Exercise:
Locate each line in the records that contains the string "dialysate" and copy those lines in full.

──────────────────────────────

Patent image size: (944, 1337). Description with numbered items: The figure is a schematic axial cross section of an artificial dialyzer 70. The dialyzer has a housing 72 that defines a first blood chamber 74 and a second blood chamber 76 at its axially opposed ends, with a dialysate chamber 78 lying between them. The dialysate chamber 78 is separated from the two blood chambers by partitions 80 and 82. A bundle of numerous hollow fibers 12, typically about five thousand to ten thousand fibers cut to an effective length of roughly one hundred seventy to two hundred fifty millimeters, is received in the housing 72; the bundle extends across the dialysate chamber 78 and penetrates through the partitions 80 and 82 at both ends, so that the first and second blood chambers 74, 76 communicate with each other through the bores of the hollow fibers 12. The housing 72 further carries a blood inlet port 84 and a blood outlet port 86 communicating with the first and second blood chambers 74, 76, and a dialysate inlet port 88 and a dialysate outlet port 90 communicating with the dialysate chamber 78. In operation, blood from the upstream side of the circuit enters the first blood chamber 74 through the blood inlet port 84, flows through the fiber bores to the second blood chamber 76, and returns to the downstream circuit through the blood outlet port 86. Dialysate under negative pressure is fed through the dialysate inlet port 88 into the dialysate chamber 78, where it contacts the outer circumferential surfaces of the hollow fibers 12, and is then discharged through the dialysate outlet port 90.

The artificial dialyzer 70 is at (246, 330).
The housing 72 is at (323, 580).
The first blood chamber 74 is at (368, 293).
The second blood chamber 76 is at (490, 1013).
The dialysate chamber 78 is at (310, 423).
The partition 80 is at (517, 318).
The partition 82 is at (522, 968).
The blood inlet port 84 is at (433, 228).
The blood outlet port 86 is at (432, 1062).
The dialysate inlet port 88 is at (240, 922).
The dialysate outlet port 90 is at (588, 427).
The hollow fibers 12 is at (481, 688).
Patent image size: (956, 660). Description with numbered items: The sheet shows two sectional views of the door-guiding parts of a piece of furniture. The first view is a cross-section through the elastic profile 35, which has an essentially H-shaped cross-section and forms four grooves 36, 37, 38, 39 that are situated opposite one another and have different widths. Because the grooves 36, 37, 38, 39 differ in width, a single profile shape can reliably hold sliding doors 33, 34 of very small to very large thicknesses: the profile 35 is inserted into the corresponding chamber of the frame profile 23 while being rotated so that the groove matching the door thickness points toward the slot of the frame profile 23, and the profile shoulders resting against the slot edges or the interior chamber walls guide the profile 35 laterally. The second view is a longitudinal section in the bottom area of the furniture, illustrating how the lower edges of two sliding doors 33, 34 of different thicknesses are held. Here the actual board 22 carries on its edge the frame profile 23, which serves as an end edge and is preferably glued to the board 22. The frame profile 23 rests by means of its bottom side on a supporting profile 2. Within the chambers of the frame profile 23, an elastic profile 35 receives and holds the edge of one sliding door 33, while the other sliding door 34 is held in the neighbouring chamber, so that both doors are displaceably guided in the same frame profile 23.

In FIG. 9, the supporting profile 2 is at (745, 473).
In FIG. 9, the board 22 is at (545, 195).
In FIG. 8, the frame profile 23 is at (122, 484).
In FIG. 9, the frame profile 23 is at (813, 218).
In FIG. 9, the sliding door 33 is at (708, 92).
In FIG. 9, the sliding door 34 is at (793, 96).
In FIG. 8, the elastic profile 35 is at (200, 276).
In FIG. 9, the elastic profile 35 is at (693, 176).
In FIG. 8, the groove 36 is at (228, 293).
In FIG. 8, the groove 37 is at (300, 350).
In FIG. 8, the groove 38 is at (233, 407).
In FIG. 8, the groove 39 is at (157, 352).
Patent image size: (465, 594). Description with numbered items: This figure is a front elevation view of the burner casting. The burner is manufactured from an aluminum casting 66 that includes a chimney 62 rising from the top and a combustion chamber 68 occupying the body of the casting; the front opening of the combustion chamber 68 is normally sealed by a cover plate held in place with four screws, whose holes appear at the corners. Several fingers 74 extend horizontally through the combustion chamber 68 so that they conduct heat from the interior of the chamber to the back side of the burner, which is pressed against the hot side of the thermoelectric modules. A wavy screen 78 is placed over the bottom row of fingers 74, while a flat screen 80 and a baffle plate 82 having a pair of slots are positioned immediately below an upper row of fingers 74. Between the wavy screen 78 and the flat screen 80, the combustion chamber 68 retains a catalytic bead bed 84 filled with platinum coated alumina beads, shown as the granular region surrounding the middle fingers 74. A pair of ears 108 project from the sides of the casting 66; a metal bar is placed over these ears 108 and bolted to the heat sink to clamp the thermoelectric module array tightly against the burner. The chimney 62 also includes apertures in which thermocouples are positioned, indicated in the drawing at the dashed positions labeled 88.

──────────────────────────────

Result of the task:
Patent image size: (944, 1337). Description with numbered items: The figure is a schematic axial cross section of an artificial dialyzer 70. The dialyzer has a housing 72 that defines a first blood chamber 74 and a second blood chamber 76 at its axially opposed ends, with a dialysate chamber 78 lying between them. The dialysate chamber 78 is separated from the two blood chambers by partitions 80 and 82. A bundle of numerous hollow fibers 12, typically about five thousand to ten thousand fibers cut to an effective length of roughly one hundred seventy to two hundred fifty millimeters, is received in the housing 72; the bundle extends across the dialysate chamber 78 and penetrates through the partitions 80 and 82 at both ends, so that the first and second blood chambers 74, 76 communicate with each other through the bores of the hollow fibers 12. The housing 72 further carries a blood inlet port 84 and a blood outlet port 86 communicating with the first and second blood chambers 74, 76, and a dialysate inlet port 88 and a dialysate outlet port 90 communicating with the dialysate chamber 78. In operation, blood from the upstream side of the circuit enters the first blood chamber 74 through the blood inlet port 84, flows through the fiber bores to the second blood chamber 76, and returns to the downstream circuit through the blood outlet port 86. Dialysate under negative pressure is fed through the dialysate inlet port 88 into the dialysate chamber 78, where it contacts the outer circumferential surfaces of the hollow fibers 12, and is then discharged through the dialysate outlet port 90.
The dialysate chamber 78 is at (310, 423).
The dialysate inlet port 88 is at (240, 922).
The dialysate outlet port 90 is at (588, 427).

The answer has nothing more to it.